## Begin Dataset excerpts

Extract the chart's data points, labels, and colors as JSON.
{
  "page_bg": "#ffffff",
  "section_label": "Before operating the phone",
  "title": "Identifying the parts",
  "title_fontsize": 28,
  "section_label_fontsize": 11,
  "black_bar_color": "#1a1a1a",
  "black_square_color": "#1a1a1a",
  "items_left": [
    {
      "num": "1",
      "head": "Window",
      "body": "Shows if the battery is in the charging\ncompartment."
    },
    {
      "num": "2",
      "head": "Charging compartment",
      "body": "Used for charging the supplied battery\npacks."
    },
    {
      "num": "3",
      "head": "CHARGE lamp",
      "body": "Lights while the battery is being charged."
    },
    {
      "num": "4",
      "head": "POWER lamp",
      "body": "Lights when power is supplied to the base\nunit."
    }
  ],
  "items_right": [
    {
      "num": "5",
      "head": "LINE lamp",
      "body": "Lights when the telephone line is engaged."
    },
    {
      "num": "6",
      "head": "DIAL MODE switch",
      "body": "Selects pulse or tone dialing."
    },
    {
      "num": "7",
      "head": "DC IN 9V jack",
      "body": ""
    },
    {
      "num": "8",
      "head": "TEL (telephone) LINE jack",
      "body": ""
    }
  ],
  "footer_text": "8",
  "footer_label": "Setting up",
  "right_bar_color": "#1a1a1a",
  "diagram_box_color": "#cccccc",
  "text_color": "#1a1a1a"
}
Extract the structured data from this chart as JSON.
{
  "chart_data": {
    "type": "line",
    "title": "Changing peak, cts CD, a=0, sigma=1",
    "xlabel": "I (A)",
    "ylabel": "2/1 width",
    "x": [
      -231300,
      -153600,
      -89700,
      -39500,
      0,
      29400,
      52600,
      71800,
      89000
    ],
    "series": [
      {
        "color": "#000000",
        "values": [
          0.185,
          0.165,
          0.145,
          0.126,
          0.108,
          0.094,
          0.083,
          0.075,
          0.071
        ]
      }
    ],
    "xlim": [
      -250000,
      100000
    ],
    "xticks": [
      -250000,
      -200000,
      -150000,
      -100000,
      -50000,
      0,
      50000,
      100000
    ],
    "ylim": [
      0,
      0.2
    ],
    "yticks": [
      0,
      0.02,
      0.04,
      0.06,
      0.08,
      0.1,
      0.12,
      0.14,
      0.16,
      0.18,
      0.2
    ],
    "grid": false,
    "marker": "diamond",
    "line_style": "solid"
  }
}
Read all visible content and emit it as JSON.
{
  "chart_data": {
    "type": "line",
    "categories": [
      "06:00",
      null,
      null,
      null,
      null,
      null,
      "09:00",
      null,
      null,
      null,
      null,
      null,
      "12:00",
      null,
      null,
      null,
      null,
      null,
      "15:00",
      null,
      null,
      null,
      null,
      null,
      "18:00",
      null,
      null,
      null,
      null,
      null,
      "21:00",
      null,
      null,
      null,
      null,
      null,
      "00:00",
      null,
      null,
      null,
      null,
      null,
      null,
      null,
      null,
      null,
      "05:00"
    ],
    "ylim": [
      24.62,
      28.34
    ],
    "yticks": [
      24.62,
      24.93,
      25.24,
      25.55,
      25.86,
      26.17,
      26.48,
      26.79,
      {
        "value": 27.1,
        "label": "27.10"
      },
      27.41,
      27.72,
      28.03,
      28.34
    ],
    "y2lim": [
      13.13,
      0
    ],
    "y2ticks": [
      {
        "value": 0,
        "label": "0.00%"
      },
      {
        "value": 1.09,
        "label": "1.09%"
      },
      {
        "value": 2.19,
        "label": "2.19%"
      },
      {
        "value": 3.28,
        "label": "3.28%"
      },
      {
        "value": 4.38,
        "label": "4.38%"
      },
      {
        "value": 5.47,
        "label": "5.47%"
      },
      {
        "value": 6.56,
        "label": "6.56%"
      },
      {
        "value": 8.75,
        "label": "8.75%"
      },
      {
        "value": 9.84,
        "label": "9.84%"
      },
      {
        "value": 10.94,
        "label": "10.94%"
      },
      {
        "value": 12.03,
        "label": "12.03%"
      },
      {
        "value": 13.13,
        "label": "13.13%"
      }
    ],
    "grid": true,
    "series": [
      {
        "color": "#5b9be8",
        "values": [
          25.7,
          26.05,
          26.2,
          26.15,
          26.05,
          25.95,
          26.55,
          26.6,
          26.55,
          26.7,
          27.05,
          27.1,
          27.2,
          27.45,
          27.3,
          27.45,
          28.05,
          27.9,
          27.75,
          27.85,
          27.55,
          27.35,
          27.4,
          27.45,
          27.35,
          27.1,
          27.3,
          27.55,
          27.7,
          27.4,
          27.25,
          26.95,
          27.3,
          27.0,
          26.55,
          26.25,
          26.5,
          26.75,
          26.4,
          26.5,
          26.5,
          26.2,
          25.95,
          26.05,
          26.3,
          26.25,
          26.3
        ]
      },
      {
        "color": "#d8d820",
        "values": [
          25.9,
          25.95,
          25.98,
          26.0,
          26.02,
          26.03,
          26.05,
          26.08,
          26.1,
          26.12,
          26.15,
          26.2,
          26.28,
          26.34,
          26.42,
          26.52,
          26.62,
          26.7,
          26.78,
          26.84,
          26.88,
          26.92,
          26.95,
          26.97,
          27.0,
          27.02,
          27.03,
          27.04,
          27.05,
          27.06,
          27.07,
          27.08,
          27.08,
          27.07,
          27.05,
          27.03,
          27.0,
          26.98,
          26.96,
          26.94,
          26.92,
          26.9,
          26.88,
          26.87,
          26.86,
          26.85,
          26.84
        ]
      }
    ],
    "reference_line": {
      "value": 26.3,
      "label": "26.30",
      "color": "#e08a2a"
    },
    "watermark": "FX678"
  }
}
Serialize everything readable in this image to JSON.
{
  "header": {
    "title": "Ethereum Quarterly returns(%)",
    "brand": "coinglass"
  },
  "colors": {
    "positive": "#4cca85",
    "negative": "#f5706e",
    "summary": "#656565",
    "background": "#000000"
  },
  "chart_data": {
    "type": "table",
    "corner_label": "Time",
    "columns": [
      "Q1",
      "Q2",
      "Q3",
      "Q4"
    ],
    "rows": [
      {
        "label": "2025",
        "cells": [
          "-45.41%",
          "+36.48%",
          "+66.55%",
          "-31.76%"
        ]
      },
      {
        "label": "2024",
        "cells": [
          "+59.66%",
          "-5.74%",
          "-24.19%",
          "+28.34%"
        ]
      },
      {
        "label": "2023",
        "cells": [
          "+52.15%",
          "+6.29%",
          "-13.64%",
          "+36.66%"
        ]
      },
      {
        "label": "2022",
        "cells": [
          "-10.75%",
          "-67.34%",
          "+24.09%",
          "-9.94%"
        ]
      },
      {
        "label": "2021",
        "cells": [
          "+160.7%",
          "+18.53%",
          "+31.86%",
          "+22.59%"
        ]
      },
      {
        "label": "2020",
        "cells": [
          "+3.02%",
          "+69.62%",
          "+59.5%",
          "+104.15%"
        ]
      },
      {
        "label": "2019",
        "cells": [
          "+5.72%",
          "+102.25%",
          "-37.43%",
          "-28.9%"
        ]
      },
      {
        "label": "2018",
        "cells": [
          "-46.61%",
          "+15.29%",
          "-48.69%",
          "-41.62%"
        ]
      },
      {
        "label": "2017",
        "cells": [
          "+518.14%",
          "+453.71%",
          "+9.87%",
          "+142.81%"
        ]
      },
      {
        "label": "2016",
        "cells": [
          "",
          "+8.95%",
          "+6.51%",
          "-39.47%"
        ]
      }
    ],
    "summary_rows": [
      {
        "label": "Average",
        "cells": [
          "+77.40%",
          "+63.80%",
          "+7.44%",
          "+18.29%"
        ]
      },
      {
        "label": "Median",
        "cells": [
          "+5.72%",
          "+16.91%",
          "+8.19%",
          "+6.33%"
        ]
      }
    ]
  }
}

## End Dataset excerpts

* _Directions_
Print the records above in full, exactly.

* _Correct result_
Extract the chart's data points, labels, and colors as JSON.
{
  "page_bg": "#ffffff",
  "section_label": "Before operating the phone",
  "title": "Identifying the parts",
  "title_fontsize": 28,
  "section_label_fontsize": 11,
  "black_bar_color": "#1a1a1a",
  "black_square_color": "#1a1a1a",
  "items_left": [
    {
      "num": "1",
      "head": "Window",
      "body": "Shows if the battery is in the charging\ncompartment."
    },
    {
      "num": "2",
      "head": "Charging compartment",
      "body": "Used for charging the supplied battery\npacks."
    },
    {
      "num": "3",
      "head": "CHARGE lamp",
      "body": "Lights while the battery is being charged."
    },
    {
      "num": "4",
      "head": "POWER lamp",
      "body": "Lights when power is supplied to the base\nunit."
    }
  ],
  "items_right": [
    {
      "num": "5",
      "head": "LINE lamp",
      "body": "Lights when the telephone line is engaged."
    },
    {
      "num": "6",
      "head": "DIAL MODE switch",
      "body": "Selects pulse or tone dialing."
    },
    {
      "num": "7",
      "head": "DC IN 9V jack",
      "body": ""
    },
    {
      "num": "8",
      "head": "TEL (telephone) LINE jack",
      "body": ""
    }
  ],
  "footer_text": "8",
  "footer_label": "Setting up",
  "right_bar_color": "#1a1a1a",
  "diagram_box_color": "#cccccc",
  "text_color": "#1a1a1a"
}
Extract the structured data from this chart as JSON.
{
  "chart_data": {
    "type": "line",
    "title": "Changing peak, cts CD, a=0, sigma=1",
    "xlabel": "I (A)",
    "ylabel": "2/1 width",
    "x": [
      -231300,
      -153600,
      -89700,
      -39500,
      0,
      29400,
      52600,
      71800,
      89000
    ],
    "series": [
      {
        "color": "#000000",
        "values": [
          0.185,
          0.165,
          0.145,
          0.126,
          0.108,
          0.094,
          0.083,
          0.075,
          0.071
        ]
      }
    ],
    "xlim": [
      -250000,
      100000
    ],
    "xticks": [
      -250000,
      -200000,
      -150000,
      -100000,
      -50000,
      0,
      50000,
      100000
    ],
    "ylim": [
      0,
      0.2
    ],
    "yticks": [
      0,
      0.02,
      0.04,
      0.06,
      0.08,
      0.1,
      0.12,
      0.14,
      0.16,
      0.18,
      0.2
    ],
    "grid": false,
    "marker": "diamond",
    "line_style": "solid"
  }
}
Read all visible content and emit it as JSON.
{
  "chart_data": {
    "type": "line",
    "categories": [
      "06:00",
      null,
      null,
      null,
      null,
      null,
      "09:00",
      null,
      null,
      null,
      null,
      null,
      "12:00",
      null,
      null,
      null,
      null,
      null,
      "15:00",
      null,
      null,
      null,
      null,
      null,
      "18:00",
      null,
      null,
      null,
      null,
      null,
      "21:00",
      null,
      null,
      null,
      null,
      null,
      "00:00",
      null,
      null,
      null,
      null,
      null,
      null,
      null,
      null,
      null,
      "05:00"
    ],
    "ylim": [
      24.62,
      28.34
    ],
    "yticks": [
      24.62,
      24.93,
      25.24,
      25.55,
      25.86,
      26.17,
      26.48,
      26.79,
      {
        "value": 27.1,
        "label": "27.10"
      },
      27.41,
      27.72,
      28.03,
      28.34
    ],
    "y2lim": [
      13.13,
      0
    ],
    "y2ticks": [
      {
        "value": 0,
        "label": "0.00%"
      },
      {
        "value": 1.09,
        "label": "1.09%"
      },
      {
        "value": 2.19,
        "label": "2.19%"
      },
      {
        "value": 3.28,
        "label": "3.28%"
      },
      {
        "value": 4.38,
        "label": "4.38%"
      },
      {
        "value": 5.47,
        "label": "5.47%"
      },
      {
        "value": 6.56,
        "label": "6.56%"
      },
      {
        "value": 8.75,
        "label": "8.75%"
      },
      {
        "value": 9.84,
        "label": "9.84%"
      },
      {
        "value": 10.94,
        "label": "10.94%"
      },
      {
        "value": 12.03,
        "label": "12.03%"
      },
      {
        "value": 13.13,
        "label": "13.13%"
      }
    ],
    "grid": true,
    "series": [
      {
        "color": "#5b9be8",
        "values": [
          25.7,
          26.05,
          26.2,
          26.15,
          26.05,
          25.95,
          26.55,
          26.6,
          26.55,
          26.7,
          27.05,
          27.1,
          27.2,
          27.45,
          27.3,
          27.45,
          28.05,
          27.9,
          27.75,
          27.85,
          27.55,
          27.35,
          27.4,
          27.45,
          27.35,
          27.1,
          27.3,
          27.55,
          27.7,
          27.4,
          27.25,
          26.95,
          27.3,
          27.0,
          26.55,
          26.25,
          26.5,
          26.75,
          26.4,
          26.5,
          26.5,
          26.2,
          25.95,
          26.05,
          26.3,
          26.25,
          26.3
        ]
      },
      {
        "color": "#d8d820",
        "values": [
          25.9,
          25.95,
          25.98,
          26.0,
          26.02,
          26.03,
          26.05,
          26.08,
          26.1,
          26.12,
          26.15,
          26.2,
          26.28,
          26.34,
          26.42,
          26.52,
          26.62,
          26.7,
          26.78,
          26.84,
          26.88,
          26.92,
          26.95,
          26.97,
          27.0,
          27.02,
          27.03,
          27.04,
          27.05,
          27.06,
          27.07,
          27.08,
          27.08,
          27.07,
          27.05,
          27.03,
          27.0,
          26.98,
          26.96,
          26.94,
          26.92,
          26.9,
          26.88,
          26.87,
          26.86,
          26.85,
          26.84
        ]
      }
    ],
    "reference_line": {
      "value": 26.3,
      "label": "26.30",
      "color": "#e08a2a"
    },
    "watermark": "FX678"
  }
}
Serialize everything readable in this image to JSON.
{
  "header": {
    "title": "Ethereum Quarterly returns(%)",
    "brand": "coinglass"
  },
  "colors": {
    "positive": "#4cca85",
    "negative": "#f5706e",
    "summary": "#656565",
    "background": "#000000"
  },
  "chart_data": {
    "type": "table",
    "corner_label": "Time",
    "columns": [
      "Q1",
      "Q2",
      "Q3",
      "Q4"
    ],
    "rows": [
      {
        "label": "2025",
        "cells": [
          "-45.41%",
          "+36.48%",
          "+66.55%",
          "-31.76%"
        ]
      },
      {
        "label": "2024",
        "cells": [
          "+59.66%",
          "-5.74%",
          "-24.19%",
          "+28.34%"
        ]
      },
      {
        "label": "2023",
        "cells": [
          "+52.15%",
          "+6.29%",
          "-13.64%",
          "+36.66%"
        ]
      },
      {
        "label": "2022",
        "cells": [
          "-10.75%",
          "-67.34%",
          "+24.09%",
          "-9.94%"
        ]
      },
      {
        "label": "2021",
        "cells": [
          "+160.7%",
          "+18.53%",
          "+31.86%",
          "+22.59%"
        ]
      },
      {
        "label": "2020",
        "cells": [
          "+3.02%",
          "+69.62%",
          "+59.5%",
          "+104.15%"
        ]
      },
      {
        "label": "2019",
        "cells": [
          "+5.72%",
          "+102.25%",
          "-37.43%",
          "-28.9%"
        ]
      },
      {
        "label": "2018",
        "cells": [
          "-46.61%",
          "+15.29%",
          "-48.69%",
          "-41.62%"
        ]
      },
      {
        "label": "2017",
        "cells": [
          "+518.14%",
          "+453.71%",
          "+9.87%",
          "+142.81%"
        ]
      },
      {
        "label": "2016",
        "cells": [
          "",
          "+8.95%",
          "+6.51%",
          "-39.47%"
        ]
      }
    ],
    "summary_rows": [
      {
        "label": "Average",
        "cells": [
          "+77.40%",
          "+63.80%",
          "+7.44%",
          "+18.29%"
        ]
      },
      {
        "label": "Median",
        "cells": [
          "+5.72%",
          "+16.91%",
          "+8.19%",
          "+6.33%"
        ]
      }
    ]
  }
}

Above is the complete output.